▶ **EXERCISE GOAL**: Using the listing below, give the number of lines where "page" appears, and nothing else.

[Entries taken from a collection]
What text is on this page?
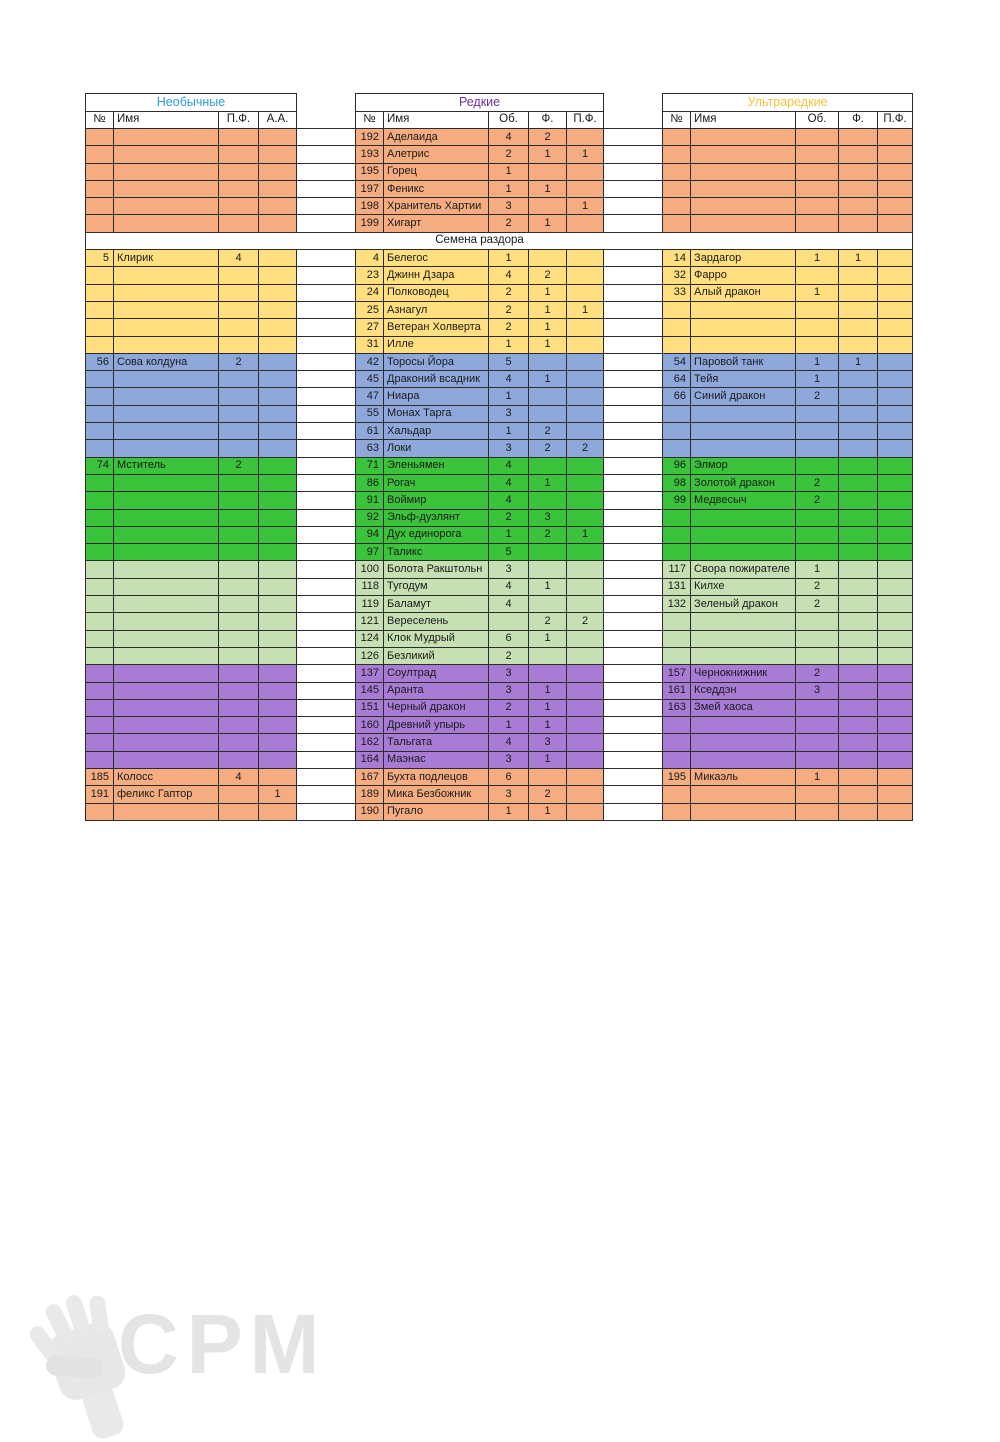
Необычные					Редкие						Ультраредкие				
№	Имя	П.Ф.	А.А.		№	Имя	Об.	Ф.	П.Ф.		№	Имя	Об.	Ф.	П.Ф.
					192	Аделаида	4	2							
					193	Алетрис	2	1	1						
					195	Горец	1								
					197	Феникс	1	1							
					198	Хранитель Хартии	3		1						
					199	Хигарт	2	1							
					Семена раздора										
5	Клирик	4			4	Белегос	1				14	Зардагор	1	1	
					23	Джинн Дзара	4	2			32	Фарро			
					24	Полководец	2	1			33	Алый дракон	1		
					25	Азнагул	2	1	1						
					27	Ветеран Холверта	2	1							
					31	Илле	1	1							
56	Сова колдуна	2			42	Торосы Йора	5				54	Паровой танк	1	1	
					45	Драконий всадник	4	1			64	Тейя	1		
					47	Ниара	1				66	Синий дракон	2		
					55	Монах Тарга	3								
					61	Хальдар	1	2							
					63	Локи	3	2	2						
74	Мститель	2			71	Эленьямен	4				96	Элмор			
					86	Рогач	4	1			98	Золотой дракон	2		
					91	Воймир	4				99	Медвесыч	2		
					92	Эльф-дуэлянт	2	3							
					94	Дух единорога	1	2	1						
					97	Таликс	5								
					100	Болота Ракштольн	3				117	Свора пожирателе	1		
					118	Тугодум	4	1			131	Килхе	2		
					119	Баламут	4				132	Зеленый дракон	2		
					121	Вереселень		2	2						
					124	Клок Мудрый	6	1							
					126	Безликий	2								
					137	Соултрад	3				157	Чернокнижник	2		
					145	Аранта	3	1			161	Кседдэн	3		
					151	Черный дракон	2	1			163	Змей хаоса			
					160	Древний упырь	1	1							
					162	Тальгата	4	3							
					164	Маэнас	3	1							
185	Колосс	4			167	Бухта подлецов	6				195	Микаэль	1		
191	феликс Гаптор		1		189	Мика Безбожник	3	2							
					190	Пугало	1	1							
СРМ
--
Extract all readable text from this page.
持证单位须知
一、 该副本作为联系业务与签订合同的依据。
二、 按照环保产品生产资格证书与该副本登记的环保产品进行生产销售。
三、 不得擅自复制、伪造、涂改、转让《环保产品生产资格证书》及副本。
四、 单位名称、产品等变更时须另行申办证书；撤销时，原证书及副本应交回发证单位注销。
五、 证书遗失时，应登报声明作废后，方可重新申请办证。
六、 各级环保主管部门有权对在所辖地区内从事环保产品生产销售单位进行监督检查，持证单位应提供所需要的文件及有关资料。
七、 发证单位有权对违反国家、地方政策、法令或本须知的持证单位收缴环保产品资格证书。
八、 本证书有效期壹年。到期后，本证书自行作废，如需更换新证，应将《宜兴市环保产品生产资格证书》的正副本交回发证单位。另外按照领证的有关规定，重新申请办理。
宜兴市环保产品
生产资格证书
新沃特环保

▶ **SOLUTION TO THIS TASK**: 2